● What you need to do: Make an exact copy of the data below, leaving out every picture.

● Task data:
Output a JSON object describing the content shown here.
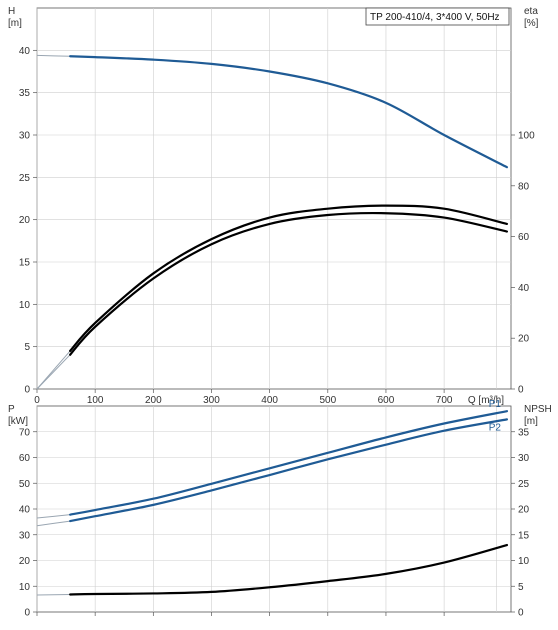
{
  "chart_data": [
    {
      "type": "line",
      "title": "TP 200-410/4, 3*400 V, 50Hz",
      "xlabel": "Q [m³/h]",
      "ylabel": "H\n[m]",
      "y2label": "eta\n[%]",
      "xlim": [
        0,
        815
      ],
      "ylim": [
        0,
        45
      ],
      "y2lim": [
        0,
        150
      ],
      "x_ticks": [
        0,
        100,
        200,
        300,
        400,
        500,
        600,
        700
      ],
      "y_ticks": [
        0,
        5,
        10,
        15,
        20,
        25,
        30,
        35,
        40
      ],
      "y2_ticks": [
        0,
        20,
        40,
        60,
        80,
        100
      ],
      "grid": true,
      "series": [
        {
          "id": "H",
          "axis": "left",
          "color": "#1f5b95",
          "x": [
            0,
            57,
            100,
            200,
            300,
            400,
            500,
            600,
            700,
            808
          ],
          "y": [
            39.4,
            39.3,
            39.2,
            38.9,
            38.4,
            37.5,
            36.1,
            33.8,
            30.0,
            26.2
          ]
        },
        {
          "id": "eta-upper",
          "axis": "right",
          "color": "#000000",
          "x": [
            0,
            57,
            100,
            200,
            300,
            400,
            500,
            600,
            700,
            808
          ],
          "y": [
            0,
            15.0,
            26.0,
            45.5,
            59.0,
            67.5,
            71.0,
            72.2,
            71.0,
            65.0
          ]
        },
        {
          "id": "eta-lower",
          "axis": "right",
          "color": "#000000",
          "x": [
            0,
            57,
            100,
            200,
            300,
            400,
            500,
            600,
            700,
            808
          ],
          "y": [
            0,
            13.5,
            24.5,
            43.5,
            57.0,
            65.0,
            68.5,
            69.2,
            67.5,
            62.0
          ]
        }
      ]
    },
    {
      "type": "line",
      "xlabel": "",
      "ylabel": "P\n[kW]",
      "y2label": "NPSH\n[m]",
      "xlim": [
        0,
        815
      ],
      "ylim": [
        0,
        80
      ],
      "y2lim": [
        0,
        40
      ],
      "y_ticks": [
        0,
        10,
        20,
        30,
        40,
        50,
        60,
        70
      ],
      "y2_ticks": [
        0,
        5,
        10,
        15,
        20,
        25,
        30,
        35
      ],
      "grid": true,
      "series": [
        {
          "name": "P1",
          "axis": "left",
          "color": "#1f5b95",
          "x": [
            0,
            57,
            100,
            200,
            300,
            400,
            500,
            600,
            700,
            808
          ],
          "y": [
            36.5,
            37.8,
            39.6,
            44.0,
            49.8,
            55.8,
            61.8,
            67.8,
            73.2,
            78.0
          ]
        },
        {
          "name": "P2",
          "axis": "left",
          "color": "#1f5b95",
          "x": [
            0,
            57,
            100,
            200,
            300,
            400,
            500,
            600,
            700,
            808
          ],
          "y": [
            33.5,
            35.3,
            37.2,
            41.6,
            47.2,
            53.2,
            59.3,
            65.0,
            70.4,
            74.8
          ]
        },
        {
          "id": "NPSH",
          "axis": "right",
          "color": "#000000",
          "x": [
            0,
            57,
            100,
            200,
            300,
            400,
            500,
            600,
            700,
            808
          ],
          "y": [
            3.3,
            3.4,
            3.5,
            3.6,
            3.9,
            4.8,
            6.0,
            7.4,
            9.6,
            13.0
          ]
        }
      ]
    }
  ]
}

● Task solution:
Output a JSON object describing the content shown here.
{
  "chart_data": [
    {
      "type": "line",
      "title": "TP 200-410/4, 3*400 V, 50Hz",
      "xlabel": "Q [m³/h]",
      "ylabel": "H\n[m]",
      "y2label": "eta\n[%]",
      "xlim": [
        0,
        815
      ],
      "ylim": [
        0,
        45
      ],
      "y2lim": [
        0,
        150
      ],
      "x_ticks": [
        0,
        100,
        200,
        300,
        400,
        500,
        600,
        700
      ],
      "y_ticks": [
        0,
        5,
        10,
        15,
        20,
        25,
        30,
        35,
        40
      ],
      "y2_ticks": [
        0,
        20,
        40,
        60,
        80,
        100
      ],
      "grid": true,
      "series": [
        {
          "id": "H",
          "axis": "left",
          "color": "#1f5b95",
          "x": [
            0,
            57,
            100,
            200,
            300,
            400,
            500,
            600,
            700,
            808
          ],
          "y": [
            39.4,
            39.3,
            39.2,
            38.9,
            38.4,
            37.5,
            36.1,
            33.8,
            30.0,
            26.2
          ]
        },
        {
          "id": "eta-upper",
          "axis": "right",
          "color": "#000000",
          "x": [
            0,
            57,
            100,
            200,
            300,
            400,
            500,
            600,
            700,
            808
          ],
          "y": [
            0,
            15.0,
            26.0,
            45.5,
            59.0,
            67.5,
            71.0,
            72.2,
            71.0,
            65.0
          ]
        },
        {
          "id": "eta-lower",
          "axis": "right",
          "color": "#000000",
          "x": [
            0,
            57,
            100,
            200,
            300,
            400,
            500,
            600,
            700,
            808
          ],
          "y": [
            0,
            13.5,
            24.5,
            43.5,
            57.0,
            65.0,
            68.5,
            69.2,
            67.5,
            62.0
          ]
        }
      ]
    },
    {
      "type": "line",
      "xlabel": "",
      "ylabel": "P\n[kW]",
      "y2label": "NPSH\n[m]",
      "xlim": [
        0,
        815
      ],
      "ylim": [
        0,
        80
      ],
      "y2lim": [
        0,
        40
      ],
      "y_ticks": [
        0,
        10,
        20,
        30,
        40,
        50,
        60,
        70
      ],
      "y2_ticks": [
        0,
        5,
        10,
        15,
        20,
        25,
        30,
        35
      ],
      "grid": true,
      "series": [
        {
          "name": "P1",
          "axis": "left",
          "color": "#1f5b95",
          "x": [
            0,
            57,
            100,
            200,
            300,
            400,
            500,
            600,
            700,
            808
          ],
          "y": [
            36.5,
            37.8,
            39.6,
            44.0,
            49.8,
            55.8,
            61.8,
            67.8,
            73.2,
            78.0
          ]
        },
        {
          "name": "P2",
          "axis": "left",
          "color": "#1f5b95",
          "x": [
            0,
            57,
            100,
            200,
            300,
            400,
            500,
            600,
            700,
            808
          ],
          "y": [
            33.5,
            35.3,
            37.2,
            41.6,
            47.2,
            53.2,
            59.3,
            65.0,
            70.4,
            74.8
          ]
        },
        {
          "id": "NPSH",
          "axis": "right",
          "color": "#000000",
          "x": [
            0,
            57,
            100,
            200,
            300,
            400,
            500,
            600,
            700,
            808
          ],
          "y": [
            3.3,
            3.4,
            3.5,
            3.6,
            3.9,
            4.8,
            6.0,
            7.4,
            9.6,
            13.0
          ]
        }
      ]
    }
  ]
}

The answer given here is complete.